■ Petit exercice 1 ■
Recopiez à l'identique les lignes des enregistrements, depuis la ligne contenant "x-tick-label: O.3: [919, 409, 945, 427]" jusqu'à la ligne contenant "bar-pre-therapy: [780, 245, 800, 381]", celle-ci comprise.

■ Document source ■

________________________________________

Nous avions hâte de vous présenter notre toute nouvelle QUEENSPIRATION de la semaine. Elle s’appelle Marina Camu et elle vient de lancer deux nouveaux concepts dont elle vous parlera mieux que nous. Pétillante, généreuse, bienveillante, cette maman de trois enfants nous parle bien-être, veganisme, yoga, culture afro. Une interview qui fait du bien au corps et à l’esprit !
Wendie – Bonjour Marina, commençons par parler un peu de toi. Qui es-tu et d’où viens-tu ?
Marina – Je m’appelle Marina Camu, j’ai 40 ans. Je suis une maman de 3 enfants. Au cours des 10 dernières années, j’ai travaillé en tant que spécialiste de distribution de produits finis dans le secteur de la logistique pour l’entreprise Procter & Gamble. J’étais responsable de la zone EMEA (East, Middle East, Africa) pour des marques telles que Head and Shoulders.
L’année dernière, il y a eu une re-localisation de la société en Pologne, à Varsovie. On me proposait d’ailleurs une mutation que j’ai refusée. C’est à partir de ce moment là que j’ai commencé à me poser des questions sur que je voulais et ce que j’allais faire.
Dans un premier temps, j’ai eu envie de reprendre mes études afin de pouvoir exercer le métier de logisticienne dans le secteur de l’humanitaire. Mais je n’ai pas accroché avec le monde des ONGs. Cependant, j’ai eu la chance de participer à plusieurs programmes et conférences, dont une en particulier qui m’a énormément marqué : «Woman Deliver», organisée par l’ONG qui porte le même nom. J’ai eu la chance de rencontrer des femmes entrepreneuses et notamment des entrepreneuses afro descendantes qui m’ont poussé à me demander s’il n’était pas temps que je me lance moi même. L’idée a commencé à faire son petit bout de chemin en moi, j’ai donc commencé à me poser des questions sur ce qui me plaisait et ce que je voulais porter.
Wendie – Aujourd’hui, tu as lancé 2 concepts, tous les deux en liens avec la culture Vegan. Est-ce que tu peux nous parler de ce choix et de la naissance de ces idées ?
Marina – Il y a quelques années, par l’intermédiaire d’une amie, je suis devenue Vegan. J’ai tout de suite eu envie de m’orienter vers ce secteur là.
Pendant ma phase de questionnement, j’avais l’opportunité de fréquenter plusieurs événements entrepreneuriaux du type Black Entrepreneur Meet Up. C’est en fréquentant ces événements que je me suis rendue compte que dans la communauté afro-caribéennes, nous n’étions pas du tout éduquer à ces thématiques et sujets là. Il y avait un véritable manque de connaissances autour du bien-être, de la santé mentale et physique. Pour moi, il s’agissait d’une mission qui faisait sens. Et il y avait aussi une véritable opportunité commerciale.

________________________________________

■ Enregistrements de données ■
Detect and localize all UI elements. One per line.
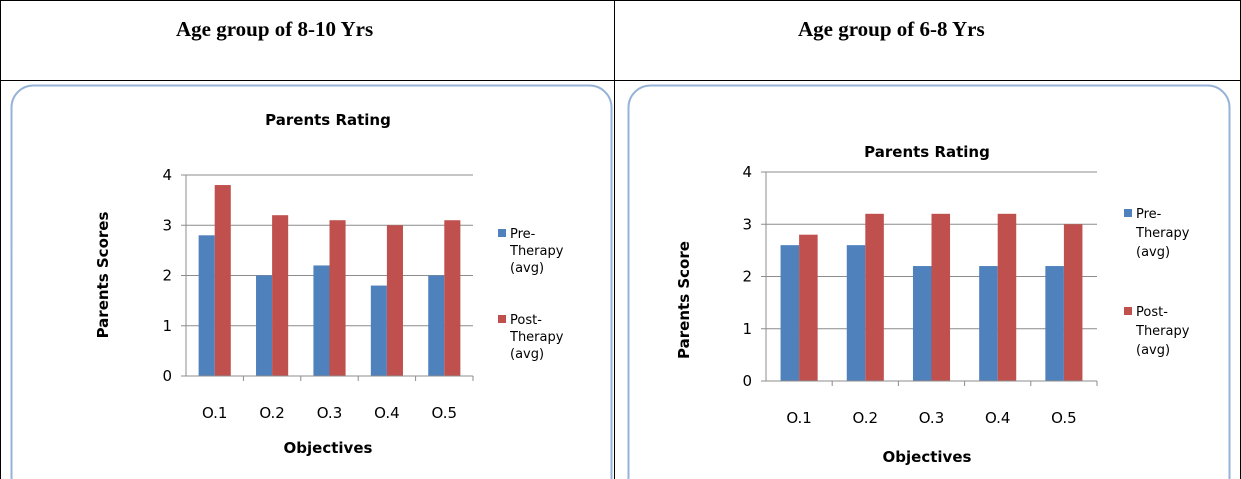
x-tick-label: O.3: [919, 409, 945, 427]
chart-frame: [10, 84, 613, 479]
x-tick-label: O.3: [317, 404, 343, 422]
legend-label-line: Therapy: [1135, 226, 1190, 241]
legend-label-line: Pre-: [1136, 207, 1162, 222]
x-axis-title: Objectives: [284, 439, 373, 457]
legend-label-line: (avg): [510, 261, 544, 276]
x-axis-title: Objectives: [883, 448, 972, 466]
bar-pre-therapy: [1045, 266, 1064, 381]
bar-post-therapy: [865, 213, 884, 381]
legend-label-line: (avg): [510, 347, 544, 362]
bar-pre-therapy: [313, 265, 330, 376]
bar-pre-therapy: [256, 275, 273, 376]
y-tick-label: 1: [742, 320, 752, 338]
legend-swatch-pre-therapy: [1124, 209, 1132, 217]
y-tick-label: 4: [742, 163, 752, 181]
legend-swatch-pre-therapy: [498, 229, 506, 237]
y-tick-label: 0: [162, 367, 172, 385]
bar-post-therapy: [386, 225, 403, 376]
y-tick-label: 3: [162, 216, 172, 234]
bar-pre-therapy: [198, 235, 215, 376]
y-tick-label: 0: [742, 372, 752, 390]
x-tick-label: O.4: [374, 404, 400, 422]
bar-pre-therapy: [979, 266, 998, 381]
bar-post-therapy: [272, 215, 289, 376]
y-tick-label: 3: [742, 215, 752, 233]
legend-label-line: Post-: [510, 313, 542, 328]
legend-label-line: (avg): [1136, 245, 1170, 260]
legend-label-line: Therapy: [509, 244, 564, 259]
y-axis-title: Parents Score: [675, 241, 693, 359]
legend-label-line: (avg): [1136, 343, 1170, 358]
legend-label-line: Therapy: [509, 330, 564, 345]
bar-pre-therapy: [780, 245, 800, 381]
legend-swatch-post-therapy: [498, 315, 506, 323]
bar-post-therapy: [997, 213, 1017, 381]
chart-title: Parents Rating: [265, 111, 391, 129]
bar-post-therapy: [444, 220, 461, 376]
x-tick-label: O.2: [259, 404, 285, 422]
bar-post-therapy: [214, 185, 231, 376]
bar-post-therapy: [931, 213, 951, 381]
chart-parents-rating-6-8: Parents Rating 0 1 2 3 4 O.1 O.2 O.3 O.4 O.5 Object…: [627, 84, 1231, 479]
chart-parents-rating-8-10: Parents Rating 0 1 2 3 4 O.1 O.2 O.3 O.4 O.5 Object…: [10, 84, 613, 479]
y-tick-label: 2: [162, 267, 172, 285]
bar-post-therapy: [329, 220, 346, 376]
bar-pre-therapy: [846, 245, 866, 381]
y-tick-label: 2: [742, 268, 752, 286]
x-tick-label: O.5: [432, 404, 458, 422]
y-axis-title: Parents Scores: [94, 212, 112, 339]
bar-pre-therapy: [912, 266, 932, 381]
x-tick-label: O.1: [202, 404, 228, 422]
x-tick-label: O.5: [1051, 409, 1077, 427]
y-tick-label: 1: [162, 317, 172, 335]
legend-swatch-post-therapy: [1124, 307, 1132, 315]
bar-post-therapy: [1063, 224, 1083, 381]
header-age-6-8: Age group of 6-8 Yrs: [798, 17, 985, 41]
x-tick-label: O.4: [985, 409, 1011, 427]
header-age-8-10: Age group of 8-10 Yrs: [176, 17, 374, 41]
x-tick-label: O.1: [786, 409, 812, 427]
bar-pre-therapy: [428, 275, 445, 376]
bar-pre-therapy: [370, 285, 387, 376]
legend-label-line: Pre-: [510, 227, 536, 242]
x-tick-label: O.2: [853, 409, 879, 427]
legend-label-line: Post-: [1136, 305, 1168, 320]
legend-label-line: Therapy: [1135, 324, 1190, 339]
y-tick-label: 4: [162, 166, 172, 184]
bar-post-therapy: [799, 234, 818, 381]
chart-title: Parents Rating: [864, 143, 990, 161]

________________________________________

■ Petit exercice 2 ■
D'après l'entretien avec Marina Camu, dans quelle ville son entreprise a-t-elle été relocalisée l'année dernière ?

■ Solution 1 ■
x-tick-label: O.3: [919, 409, 945, 427]
chart-frame: [10, 84, 613, 479]
x-tick-label: O.3: [317, 404, 343, 422]
legend-label-line: Therapy: [1135, 226, 1190, 241]
legend-label-line: Pre-: [1136, 207, 1162, 222]
x-axis-title: Objectives: [284, 439, 373, 457]
legend-label-line: (avg): [510, 261, 544, 276]
x-axis-title: Objectives: [883, 448, 972, 466]
bar-pre-therapy: [1045, 266, 1064, 381]
bar-post-therapy: [865, 213, 884, 381]
legend-label-line: (avg): [510, 347, 544, 362]
bar-pre-therapy: [313, 265, 330, 376]
bar-pre-therapy: [256, 275, 273, 376]
y-tick-label: 1: [742, 320, 752, 338]
legend-swatch-pre-therapy: [1124, 209, 1132, 217]
y-tick-label: 4: [742, 163, 752, 181]
legend-swatch-pre-therapy: [498, 229, 506, 237]
y-tick-label: 0: [162, 367, 172, 385]
bar-post-therapy: [386, 225, 403, 376]
y-tick-label: 3: [162, 216, 172, 234]
bar-pre-therapy: [198, 235, 215, 376]
y-tick-label: 0: [742, 372, 752, 390]
x-tick-label: O.4: [374, 404, 400, 422]
bar-pre-therapy: [979, 266, 998, 381]
bar-post-therapy: [272, 215, 289, 376]
y-tick-label: 3: [742, 215, 752, 233]
legend-label-line: Post-: [510, 313, 542, 328]
legend-label-line: (avg): [1136, 245, 1170, 260]
legend-label-line: Therapy: [509, 244, 564, 259]
y-axis-title: Parents Score: [675, 241, 693, 359]
legend-label-line: (avg): [1136, 343, 1170, 358]
legend-label-line: Therapy: [509, 330, 564, 345]
bar-pre-therapy: [780, 245, 800, 381]

■ Solution 2 ■
À Varsovie, en Pologne.